[Begin Provided records]
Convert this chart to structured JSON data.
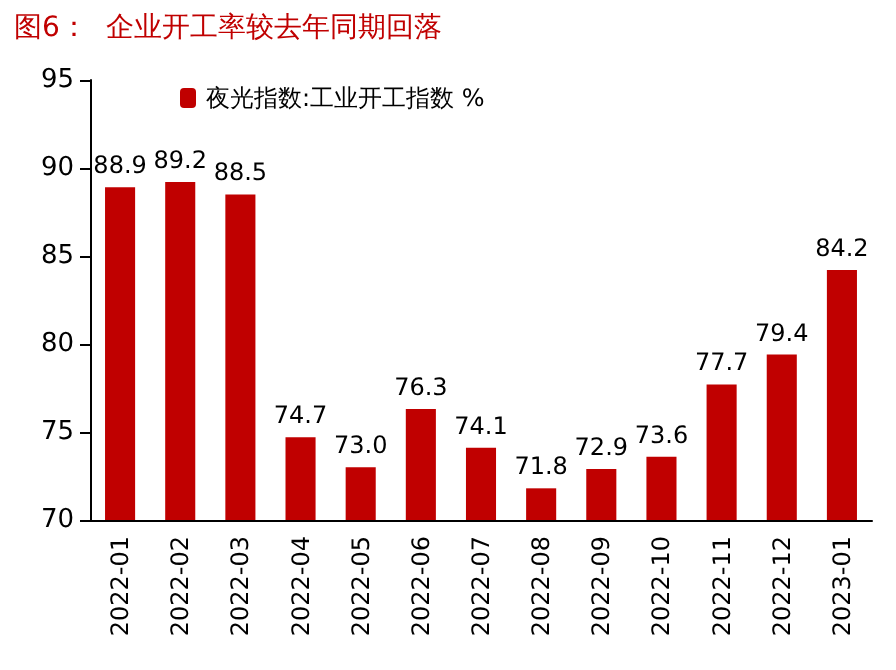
{
  "chart_data": {
    "type": "bar",
    "title": "图6：  企业开工率较去年同期回落",
    "categories": [
      "2022-01",
      "2022-02",
      "2022-03",
      "2022-04",
      "2022-05",
      "2022-06",
      "2022-07",
      "2022-08",
      "2022-09",
      "2022-10",
      "2022-11",
      "2022-12",
      "2023-01"
    ],
    "series": [
      {
        "name": "夜光指数:工业开工指数 %",
        "color": "#c00000",
        "values": [
          88.9,
          89.2,
          88.5,
          74.7,
          73.0,
          76.3,
          74.1,
          71.8,
          72.9,
          73.6,
          77.7,
          79.4,
          84.2
        ],
        "value_labels": [
          "88.9",
          "89.2",
          "88.5",
          "74.7",
          "73.0",
          "76.3",
          "74.1",
          "71.8",
          "72.9",
          "73.6",
          "77.7",
          "79.4",
          "84.2"
        ]
      }
    ],
    "ylim": [
      70,
      95
    ],
    "yticks": [
      70,
      75,
      80,
      85,
      90,
      95
    ],
    "grid": false,
    "legend": "top"
  }
}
[End Provided records]
### [Task statement]
Drop the pictures and reproduce the rest of the entries above exactly.

### [Solution for this problem]
Convert this chart to structured JSON data.
{
  "chart_data": {
    "type": "bar",
    "title": "图6：  企业开工率较去年同期回落",
    "categories": [
      "2022-01",
      "2022-02",
      "2022-03",
      "2022-04",
      "2022-05",
      "2022-06",
      "2022-07",
      "2022-08",
      "2022-09",
      "2022-10",
      "2022-11",
      "2022-12",
      "2023-01"
    ],
    "series": [
      {
        "name": "夜光指数:工业开工指数 %",
        "color": "#c00000",
        "values": [
          88.9,
          89.2,
          88.5,
          74.7,
          73.0,
          76.3,
          74.1,
          71.8,
          72.9,
          73.6,
          77.7,
          79.4,
          84.2
        ],
        "value_labels": [
          "88.9",
          "89.2",
          "88.5",
          "74.7",
          "73.0",
          "76.3",
          "74.1",
          "71.8",
          "72.9",
          "73.6",
          "77.7",
          "79.4",
          "84.2"
        ]
      }
    ],
    "ylim": [
      70,
      95
    ],
    "yticks": [
      70,
      75,
      80,
      85,
      90,
      95
    ],
    "grid": false,
    "legend": "top"
  }
}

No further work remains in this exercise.